Copy all lines below exactly as written. Leave pictures out.

* * * *

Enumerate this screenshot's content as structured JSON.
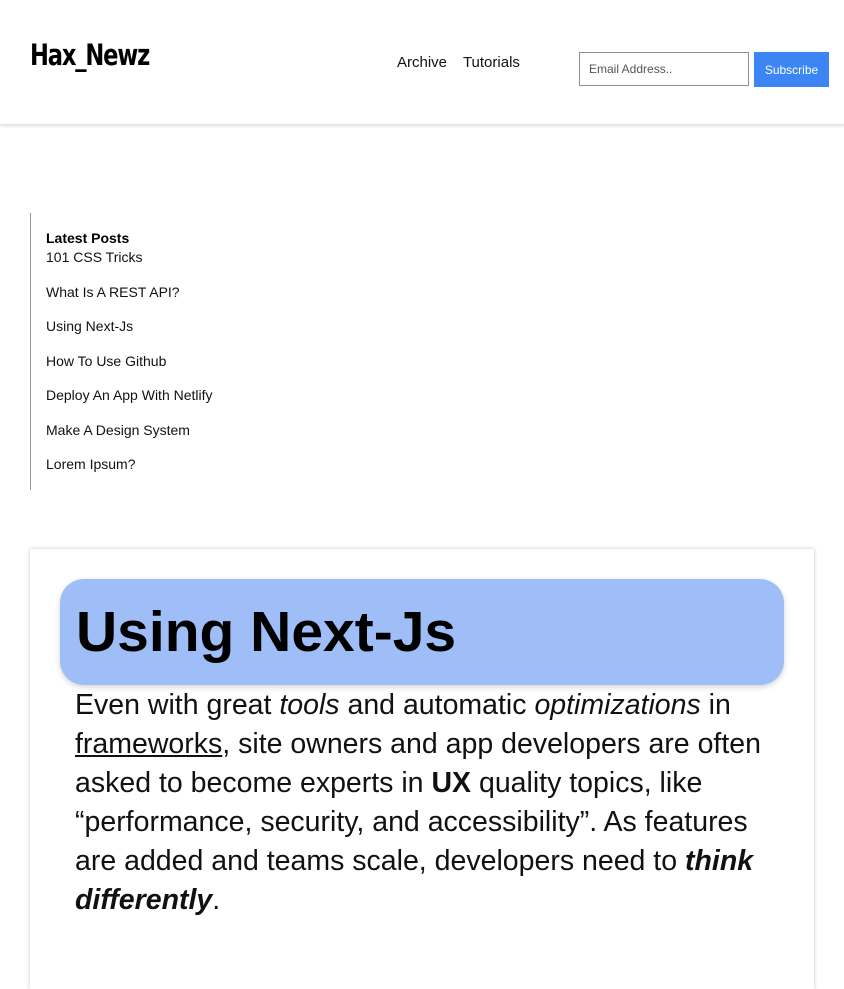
{
  "header": {
    "logo": "Hax_Newz",
    "nav": [
      "Archive",
      "Tutorials"
    ],
    "email_placeholder": "Email Address..",
    "subscribe_label": "Subscribe"
  },
  "sidebar": {
    "title": "Latest Posts",
    "items": [
      "101 CSS Tricks",
      "What Is A REST API?",
      "Using Next-Js",
      "How To Use Github",
      "Deploy An App With Netlify",
      "Make A Design System",
      "Lorem Ipsum?"
    ]
  },
  "post": {
    "title": "Using Next-Js",
    "body": {
      "t1": "Even with great ",
      "t2": "tools",
      "t3": " and automatic ",
      "t4": "optimizations",
      "t5": " in ",
      "t6": "frameworks",
      "t7": ", site owners and app developers are often asked to become experts in ",
      "t8": "UX",
      "t9": " quality topics, like “performance, security, and accessibility”. As features are added and teams scale, developers need to ",
      "t10": "think differently",
      "t11": "."
    }
  },
  "colors": {
    "accent": "#3b86f4",
    "title_background": "#9fbef8"
  }
}
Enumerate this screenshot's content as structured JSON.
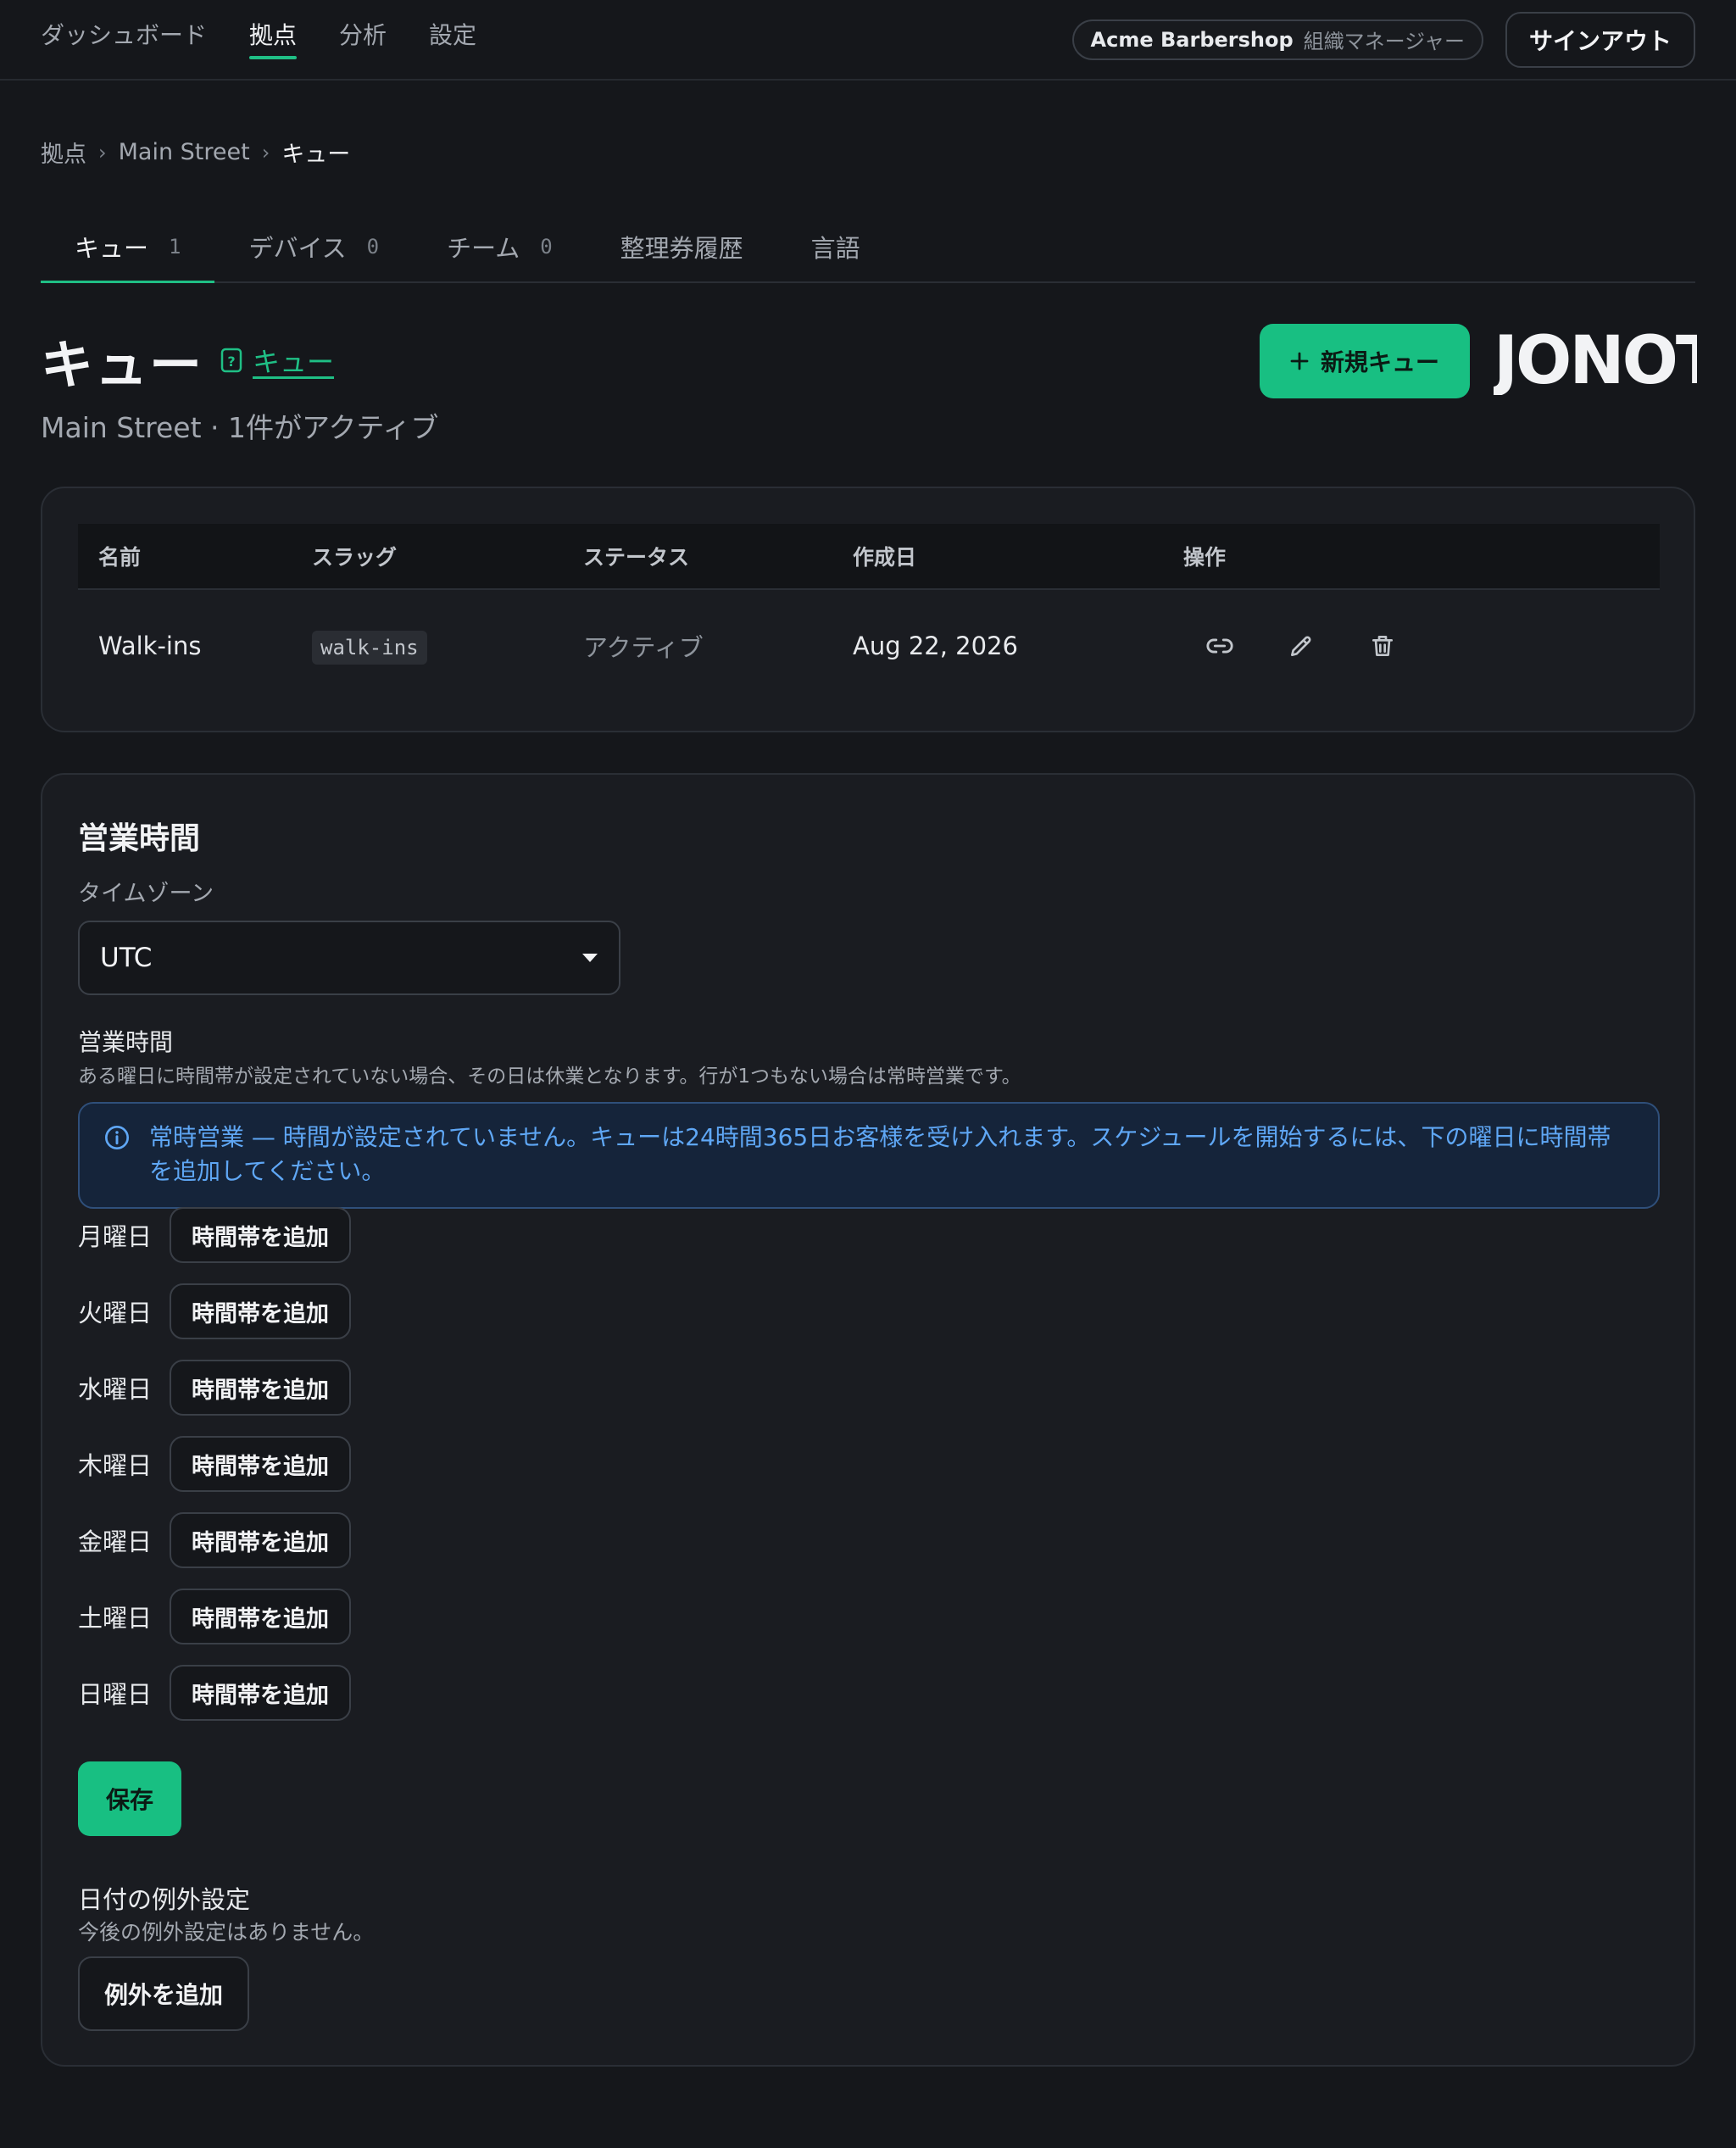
{
  "topnav": {
    "items": [
      {
        "label": "ダッシュボード",
        "active": false
      },
      {
        "label": "拠点",
        "active": true
      },
      {
        "label": "分析",
        "active": false
      },
      {
        "label": "設定",
        "active": false
      }
    ],
    "org_name": "Acme Barbershop",
    "org_role": "組織マネージャー",
    "signout_label": "サインアウト"
  },
  "breadcrumb": {
    "root": "拠点",
    "location": "Main Street",
    "current": "キュー"
  },
  "tabs": [
    {
      "label": "キュー",
      "count": "1",
      "active": true
    },
    {
      "label": "デバイス",
      "count": "0",
      "active": false
    },
    {
      "label": "チーム",
      "count": "0",
      "active": false
    },
    {
      "label": "整理券履歴",
      "count": "",
      "active": false
    },
    {
      "label": "言語",
      "count": "",
      "active": false
    }
  ],
  "header": {
    "title": "キュー",
    "help_link": "キュー",
    "subtitle": "Main Street · 1件がアクティブ",
    "new_button": "新規キュー",
    "logo_text": "JONOT"
  },
  "table": {
    "columns": [
      "名前",
      "スラッグ",
      "ステータス",
      "作成日",
      "操作"
    ],
    "rows": [
      {
        "name": "Walk-ins",
        "slug": "walk-ins",
        "status": "アクティブ",
        "created": "Aug 22, 2026"
      }
    ]
  },
  "hours": {
    "title": "営業時間",
    "timezone_label": "タイムゾーン",
    "timezone_value": "UTC",
    "section_label": "営業時間",
    "help_text": "ある曜日に時間帯が設定されていない場合、その日は休業となります。行が1つもない場合は常時営業です。",
    "alert_text": "常時営業 — 時間が設定されていません。キューは24時間365日お客様を受け入れます。スケジュールを開始するには、下の曜日に時間帯を追加してください。",
    "add_slot_label": "時間帯を追加",
    "days": [
      "月曜日",
      "火曜日",
      "水曜日",
      "木曜日",
      "金曜日",
      "土曜日",
      "日曜日"
    ],
    "save_label": "保存"
  },
  "exceptions": {
    "title": "日付の例外設定",
    "help_text": "今後の例外設定はありません。",
    "add_label": "例外を追加"
  },
  "colors": {
    "accent": "#18bf82",
    "background": "#15171b",
    "info": "#5fa7f5"
  }
}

* * * *

Answer to this exercise:
Enumerate this screenshot's content as structured JSON.
{
  "header": {
    "logo": "Hax_Newz",
    "nav": [
      "Archive",
      "Tutorials"
    ],
    "email_placeholder": "Email Address..",
    "subscribe_label": "Subscribe"
  },
  "sidebar": {
    "title": "Latest Posts",
    "items": [
      "101 CSS Tricks",
      "What Is A REST API?",
      "Using Next-Js",
      "How To Use Github",
      "Deploy An App With Netlify",
      "Make A Design System",
      "Lorem Ipsum?"
    ]
  },
  "post": {
    "title": "Using Next-Js",
    "body": {
      "t1": "Even with great ",
      "t2": "tools",
      "t3": " and automatic ",
      "t4": "optimizations",
      "t5": " in ",
      "t6": "frameworks",
      "t7": ", site owners and app developers are often asked to become experts in ",
      "t8": "UX",
      "t9": " quality topics, like “performance, security, and accessibility”. As features are added and teams scale, developers need to ",
      "t10": "think differently",
      "t11": "."
    }
  },
  "colors": {
    "accent": "#3b86f4",
    "title_background": "#9fbef8"
  }
}
Enumerate this screenshot's content as structured JSON.
{
  "topnav": {
    "items": [
      {
        "label": "ダッシュボード",
        "active": false
      },
      {
        "label": "拠点",
        "active": true
      },
      {
        "label": "分析",
        "active": false
      },
      {
        "label": "設定",
        "active": false
      }
    ],
    "org_name": "Acme Barbershop",
    "org_role": "組織マネージャー",
    "signout_label": "サインアウト"
  },
  "breadcrumb": {
    "root": "拠点",
    "location": "Main Street",
    "current": "キュー"
  },
  "tabs": [
    {
      "label": "キュー",
      "count": "1",
      "active": true
    },
    {
      "label": "デバイス",
      "count": "0",
      "active": false
    },
    {
      "label": "チーム",
      "count": "0",
      "active": false
    },
    {
      "label": "整理券履歴",
      "count": "",
      "active": false
    },
    {
      "label": "言語",
      "count": "",
      "active": false
    }
  ],
  "header": {
    "title": "キュー",
    "help_link": "キュー",
    "subtitle": "Main Street · 1件がアクティブ",
    "new_button": "新規キュー",
    "logo_text": "JONOT"
  },
  "table": {
    "columns": [
      "名前",
      "スラッグ",
      "ステータス",
      "作成日",
      "操作"
    ],
    "rows": [
      {
        "name": "Walk-ins",
        "slug": "walk-ins",
        "status": "アクティブ",
        "created": "Aug 22, 2026"
      }
    ]
  },
  "hours": {
    "title": "営業時間",
    "timezone_label": "タイムゾーン",
    "timezone_value": "UTC",
    "section_label": "営業時間",
    "help_text": "ある曜日に時間帯が設定されていない場合、その日は休業となります。行が1つもない場合は常時営業です。",
    "alert_text": "常時営業 — 時間が設定されていません。キューは24時間365日お客様を受け入れます。スケジュールを開始するには、下の曜日に時間帯を追加してください。",
    "add_slot_label": "時間帯を追加",
    "days": [
      "月曜日",
      "火曜日",
      "水曜日",
      "木曜日",
      "金曜日",
      "土曜日",
      "日曜日"
    ],
    "save_label": "保存"
  },
  "exceptions": {
    "title": "日付の例外設定",
    "help_text": "今後の例外設定はありません。",
    "add_label": "例外を追加"
  },
  "colors": {
    "accent": "#18bf82",
    "background": "#15171b",
    "info": "#5fa7f5"
  }
}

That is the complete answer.